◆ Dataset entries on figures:
--- BEGIN ---
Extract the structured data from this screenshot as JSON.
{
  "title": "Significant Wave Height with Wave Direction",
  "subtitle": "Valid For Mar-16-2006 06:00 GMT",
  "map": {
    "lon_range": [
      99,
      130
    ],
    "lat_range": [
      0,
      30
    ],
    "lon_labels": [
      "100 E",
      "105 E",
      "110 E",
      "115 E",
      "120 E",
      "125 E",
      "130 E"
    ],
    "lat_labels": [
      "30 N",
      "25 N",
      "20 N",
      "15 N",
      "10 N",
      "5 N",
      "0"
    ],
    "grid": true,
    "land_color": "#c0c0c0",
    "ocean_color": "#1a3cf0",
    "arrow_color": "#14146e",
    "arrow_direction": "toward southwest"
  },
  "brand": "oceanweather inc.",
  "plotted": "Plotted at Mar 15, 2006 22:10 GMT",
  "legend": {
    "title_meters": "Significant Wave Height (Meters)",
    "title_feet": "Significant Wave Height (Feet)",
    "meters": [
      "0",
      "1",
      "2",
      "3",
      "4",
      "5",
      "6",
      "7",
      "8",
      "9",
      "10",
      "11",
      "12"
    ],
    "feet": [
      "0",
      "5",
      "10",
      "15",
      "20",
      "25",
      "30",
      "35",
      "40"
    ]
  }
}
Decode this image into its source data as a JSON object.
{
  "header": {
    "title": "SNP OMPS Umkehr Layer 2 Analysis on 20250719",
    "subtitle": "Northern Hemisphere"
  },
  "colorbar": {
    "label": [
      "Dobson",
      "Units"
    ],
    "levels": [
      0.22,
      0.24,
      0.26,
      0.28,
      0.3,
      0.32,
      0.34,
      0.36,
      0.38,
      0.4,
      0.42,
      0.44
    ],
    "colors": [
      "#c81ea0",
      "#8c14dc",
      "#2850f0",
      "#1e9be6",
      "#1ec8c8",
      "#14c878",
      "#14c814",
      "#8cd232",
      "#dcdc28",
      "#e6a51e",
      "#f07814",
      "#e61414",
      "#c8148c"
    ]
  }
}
--- END ---
◆ WRITTEN PROBLEM:
Report only how many lines in the entries contain "Height".

◆ OUTPUT BELOW:
3